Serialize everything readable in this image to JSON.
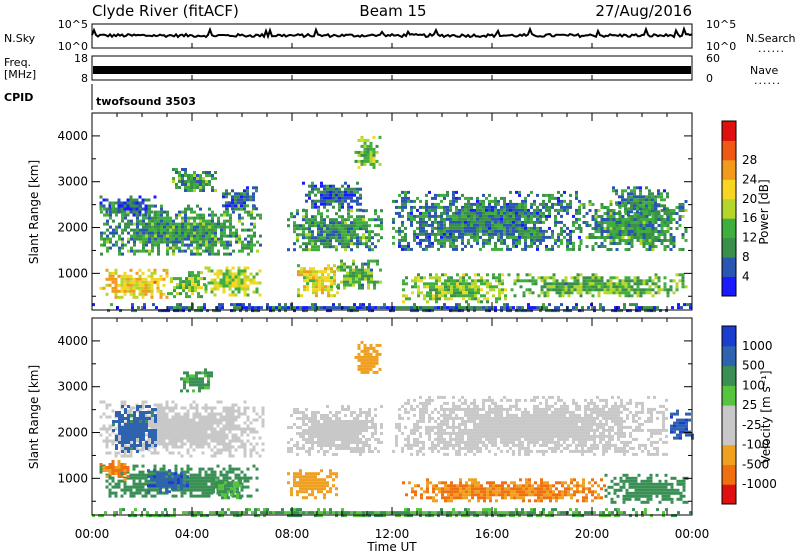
{
  "header": {
    "station": "Clyde River (fitACF)",
    "beam": "Beam 15",
    "date": "27/Aug/2016"
  },
  "top_panels": {
    "nsky_label": "N.Sky",
    "nsky_ticks": [
      "10^5",
      "10^0"
    ],
    "nsearch_label": "N.Search",
    "nsearch_ticks": [
      "10^5",
      "10^0"
    ],
    "freq_label_line1": "Freq.",
    "freq_label_line2": "[MHz]",
    "freq_ticks": [
      "18",
      "8"
    ],
    "nave_label": "Nave",
    "nave_ticks": [
      "60",
      "0"
    ],
    "cpid_label": "CPID",
    "cpid_value": "twofsound 3503",
    "dots": "......"
  },
  "x_axis": {
    "label": "Time UT",
    "ticks": [
      "00:00",
      "04:00",
      "08:00",
      "12:00",
      "16:00",
      "20:00",
      "00:00"
    ],
    "range_hours": [
      0,
      24
    ]
  },
  "chart_data": [
    {
      "type": "heatmap",
      "name": "Power",
      "xlabel": "Time UT",
      "ylabel": "Slant Range [km]",
      "ylim": [
        200,
        4500
      ],
      "yticks": [
        "1000",
        "2000",
        "3000",
        "4000"
      ],
      "colorbar_label": "Power [dB]",
      "colorbar_ticks": [
        "4",
        "8",
        "12",
        "16",
        "20",
        "24",
        "28"
      ],
      "colorbar_colors": [
        "#1a1aff",
        "#2a55b0",
        "#3a8f4a",
        "#3fae3c",
        "#b4d62a",
        "#f6d622",
        "#f29a1c",
        "#ee5a14",
        "#e01010"
      ],
      "colorbar_range": [
        0,
        32
      ],
      "blobs": [
        {
          "t": [
            0.3,
            3.0
          ],
          "r": [
            500,
            1100
          ],
          "v": 20
        },
        {
          "t": [
            3.0,
            4.5
          ],
          "r": [
            500,
            1050
          ],
          "v": 14
        },
        {
          "t": [
            4.5,
            6.7
          ],
          "r": [
            550,
            1150
          ],
          "v": 16
        },
        {
          "t": [
            0.2,
            6.8
          ],
          "r": [
            1400,
            2500
          ],
          "v": 10
        },
        {
          "t": [
            0.3,
            2.5
          ],
          "r": [
            2300,
            2700
          ],
          "v": 6
        },
        {
          "t": [
            3.2,
            5.0
          ],
          "r": [
            2800,
            3300
          ],
          "v": 10
        },
        {
          "t": [
            5.2,
            6.6
          ],
          "r": [
            2400,
            2900
          ],
          "v": 6
        },
        {
          "t": [
            8.2,
            9.8
          ],
          "r": [
            500,
            1200
          ],
          "v": 18
        },
        {
          "t": [
            9.8,
            11.6
          ],
          "r": [
            700,
            1300
          ],
          "v": 12
        },
        {
          "t": [
            7.8,
            11.6
          ],
          "r": [
            1500,
            2400
          ],
          "v": 10
        },
        {
          "t": [
            8.4,
            10.8
          ],
          "r": [
            2400,
            3000
          ],
          "v": 6
        },
        {
          "t": [
            10.5,
            11.5
          ],
          "r": [
            3300,
            4000
          ],
          "v": 14
        },
        {
          "t": [
            12.4,
            16.5
          ],
          "r": [
            400,
            1000
          ],
          "v": 14
        },
        {
          "t": [
            16.5,
            23.8
          ],
          "r": [
            500,
            1000
          ],
          "v": 12
        },
        {
          "t": [
            12.0,
            19.5
          ],
          "r": [
            1500,
            2800
          ],
          "v": 8
        },
        {
          "t": [
            19.5,
            23.8
          ],
          "r": [
            1500,
            2600
          ],
          "v": 10
        },
        {
          "t": [
            20.8,
            23.0
          ],
          "r": [
            2300,
            2900
          ],
          "v": 8
        },
        {
          "t": [
            0.0,
            24.0
          ],
          "r": [
            200,
            350
          ],
          "v": 6
        }
      ]
    },
    {
      "type": "heatmap",
      "name": "Velocity",
      "xlabel": "Time UT",
      "ylabel": "Slant Range [km]",
      "ylim": [
        200,
        4500
      ],
      "yticks": [
        "1000",
        "2000",
        "3000",
        "4000"
      ],
      "colorbar_label": "Velocity [m s⁻¹]",
      "colorbar_ticks": [
        "1000",
        "500",
        "100",
        "25",
        "-25",
        "-100",
        "-500",
        "-1000"
      ],
      "colorbar_colors": [
        "#1a3ccf",
        "#2f63b0",
        "#3a8f55",
        "#56c43e",
        "#c8c8c8",
        "#c8c8c8",
        "#f0a020",
        "#f07010",
        "#e01010"
      ],
      "blobs": [
        {
          "t": [
            0.3,
            6.6
          ],
          "r": [
            600,
            1300
          ],
          "v": 150
        },
        {
          "t": [
            2.2,
            3.8
          ],
          "r": [
            700,
            1200
          ],
          "v": 600
        },
        {
          "t": [
            0.3,
            1.4
          ],
          "r": [
            1000,
            1400
          ],
          "v": -300
        },
        {
          "t": [
            0.3,
            6.8
          ],
          "r": [
            1500,
            2700
          ],
          "v": 0
        },
        {
          "t": [
            0.8,
            2.6
          ],
          "r": [
            1600,
            2600
          ],
          "v": 500
        },
        {
          "t": [
            3.4,
            4.8
          ],
          "r": [
            2900,
            3400
          ],
          "v": 80
        },
        {
          "t": [
            4.8,
            6.0
          ],
          "r": [
            600,
            1000
          ],
          "v": 60
        },
        {
          "t": [
            7.8,
            9.8
          ],
          "r": [
            600,
            1200
          ],
          "v": -200
        },
        {
          "t": [
            7.8,
            11.6
          ],
          "r": [
            1500,
            2600
          ],
          "v": 0
        },
        {
          "t": [
            10.5,
            11.5
          ],
          "r": [
            3300,
            4000
          ],
          "v": -150
        },
        {
          "t": [
            12.4,
            20.5
          ],
          "r": [
            500,
            1000
          ],
          "v": -300
        },
        {
          "t": [
            20.5,
            23.8
          ],
          "r": [
            500,
            1100
          ],
          "v": 150
        },
        {
          "t": [
            12.0,
            23.0
          ],
          "r": [
            1500,
            2800
          ],
          "v": 0
        },
        {
          "t": [
            23.0,
            24.0
          ],
          "r": [
            1900,
            2500
          ],
          "v": 600
        },
        {
          "t": [
            0.0,
            24.0
          ],
          "r": [
            200,
            350
          ],
          "v": 60
        }
      ]
    }
  ]
}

########################################

• [Short exercise]:
The records above should be reproduced exactly, with no pictures included.

• [Solution to the exercise]:
Serialize everything readable in this image to JSON.
{
  "header": {
    "station": "Clyde River (fitACF)",
    "beam": "Beam 15",
    "date": "27/Aug/2016"
  },
  "top_panels": {
    "nsky_label": "N.Sky",
    "nsky_ticks": [
      "10^5",
      "10^0"
    ],
    "nsearch_label": "N.Search",
    "nsearch_ticks": [
      "10^5",
      "10^0"
    ],
    "freq_label_line1": "Freq.",
    "freq_label_line2": "[MHz]",
    "freq_ticks": [
      "18",
      "8"
    ],
    "nave_label": "Nave",
    "nave_ticks": [
      "60",
      "0"
    ],
    "cpid_label": "CPID",
    "cpid_value": "twofsound 3503",
    "dots": "......"
  },
  "x_axis": {
    "label": "Time UT",
    "ticks": [
      "00:00",
      "04:00",
      "08:00",
      "12:00",
      "16:00",
      "20:00",
      "00:00"
    ],
    "range_hours": [
      0,
      24
    ]
  },
  "chart_data": [
    {
      "type": "heatmap",
      "name": "Power",
      "xlabel": "Time UT",
      "ylabel": "Slant Range [km]",
      "ylim": [
        200,
        4500
      ],
      "yticks": [
        "1000",
        "2000",
        "3000",
        "4000"
      ],
      "colorbar_label": "Power [dB]",
      "colorbar_ticks": [
        "4",
        "8",
        "12",
        "16",
        "20",
        "24",
        "28"
      ],
      "colorbar_colors": [
        "#1a1aff",
        "#2a55b0",
        "#3a8f4a",
        "#3fae3c",
        "#b4d62a",
        "#f6d622",
        "#f29a1c",
        "#ee5a14",
        "#e01010"
      ],
      "colorbar_range": [
        0,
        32
      ],
      "blobs": [
        {
          "t": [
            0.3,
            3.0
          ],
          "r": [
            500,
            1100
          ],
          "v": 20
        },
        {
          "t": [
            3.0,
            4.5
          ],
          "r": [
            500,
            1050
          ],
          "v": 14
        },
        {
          "t": [
            4.5,
            6.7
          ],
          "r": [
            550,
            1150
          ],
          "v": 16
        },
        {
          "t": [
            0.2,
            6.8
          ],
          "r": [
            1400,
            2500
          ],
          "v": 10
        },
        {
          "t": [
            0.3,
            2.5
          ],
          "r": [
            2300,
            2700
          ],
          "v": 6
        },
        {
          "t": [
            3.2,
            5.0
          ],
          "r": [
            2800,
            3300
          ],
          "v": 10
        },
        {
          "t": [
            5.2,
            6.6
          ],
          "r": [
            2400,
            2900
          ],
          "v": 6
        },
        {
          "t": [
            8.2,
            9.8
          ],
          "r": [
            500,
            1200
          ],
          "v": 18
        },
        {
          "t": [
            9.8,
            11.6
          ],
          "r": [
            700,
            1300
          ],
          "v": 12
        },
        {
          "t": [
            7.8,
            11.6
          ],
          "r": [
            1500,
            2400
          ],
          "v": 10
        },
        {
          "t": [
            8.4,
            10.8
          ],
          "r": [
            2400,
            3000
          ],
          "v": 6
        },
        {
          "t": [
            10.5,
            11.5
          ],
          "r": [
            3300,
            4000
          ],
          "v": 14
        },
        {
          "t": [
            12.4,
            16.5
          ],
          "r": [
            400,
            1000
          ],
          "v": 14
        },
        {
          "t": [
            16.5,
            23.8
          ],
          "r": [
            500,
            1000
          ],
          "v": 12
        },
        {
          "t": [
            12.0,
            19.5
          ],
          "r": [
            1500,
            2800
          ],
          "v": 8
        },
        {
          "t": [
            19.5,
            23.8
          ],
          "r": [
            1500,
            2600
          ],
          "v": 10
        },
        {
          "t": [
            20.8,
            23.0
          ],
          "r": [
            2300,
            2900
          ],
          "v": 8
        },
        {
          "t": [
            0.0,
            24.0
          ],
          "r": [
            200,
            350
          ],
          "v": 6
        }
      ]
    },
    {
      "type": "heatmap",
      "name": "Velocity",
      "xlabel": "Time UT",
      "ylabel": "Slant Range [km]",
      "ylim": [
        200,
        4500
      ],
      "yticks": [
        "1000",
        "2000",
        "3000",
        "4000"
      ],
      "colorbar_label": "Velocity [m s⁻¹]",
      "colorbar_ticks": [
        "1000",
        "500",
        "100",
        "25",
        "-25",
        "-100",
        "-500",
        "-1000"
      ],
      "colorbar_colors": [
        "#1a3ccf",
        "#2f63b0",
        "#3a8f55",
        "#56c43e",
        "#c8c8c8",
        "#c8c8c8",
        "#f0a020",
        "#f07010",
        "#e01010"
      ],
      "blobs": [
        {
          "t": [
            0.3,
            6.6
          ],
          "r": [
            600,
            1300
          ],
          "v": 150
        },
        {
          "t": [
            2.2,
            3.8
          ],
          "r": [
            700,
            1200
          ],
          "v": 600
        },
        {
          "t": [
            0.3,
            1.4
          ],
          "r": [
            1000,
            1400
          ],
          "v": -300
        },
        {
          "t": [
            0.3,
            6.8
          ],
          "r": [
            1500,
            2700
          ],
          "v": 0
        },
        {
          "t": [
            0.8,
            2.6
          ],
          "r": [
            1600,
            2600
          ],
          "v": 500
        },
        {
          "t": [
            3.4,
            4.8
          ],
          "r": [
            2900,
            3400
          ],
          "v": 80
        },
        {
          "t": [
            4.8,
            6.0
          ],
          "r": [
            600,
            1000
          ],
          "v": 60
        },
        {
          "t": [
            7.8,
            9.8
          ],
          "r": [
            600,
            1200
          ],
          "v": -200
        },
        {
          "t": [
            7.8,
            11.6
          ],
          "r": [
            1500,
            2600
          ],
          "v": 0
        },
        {
          "t": [
            10.5,
            11.5
          ],
          "r": [
            3300,
            4000
          ],
          "v": -150
        },
        {
          "t": [
            12.4,
            20.5
          ],
          "r": [
            500,
            1000
          ],
          "v": -300
        },
        {
          "t": [
            20.5,
            23.8
          ],
          "r": [
            500,
            1100
          ],
          "v": 150
        },
        {
          "t": [
            12.0,
            23.0
          ],
          "r": [
            1500,
            2800
          ],
          "v": 0
        },
        {
          "t": [
            23.0,
            24.0
          ],
          "r": [
            1900,
            2500
          ],
          "v": 600
        },
        {
          "t": [
            0.0,
            24.0
          ],
          "r": [
            200,
            350
          ],
          "v": 60
        }
      ]
    }
  ]
}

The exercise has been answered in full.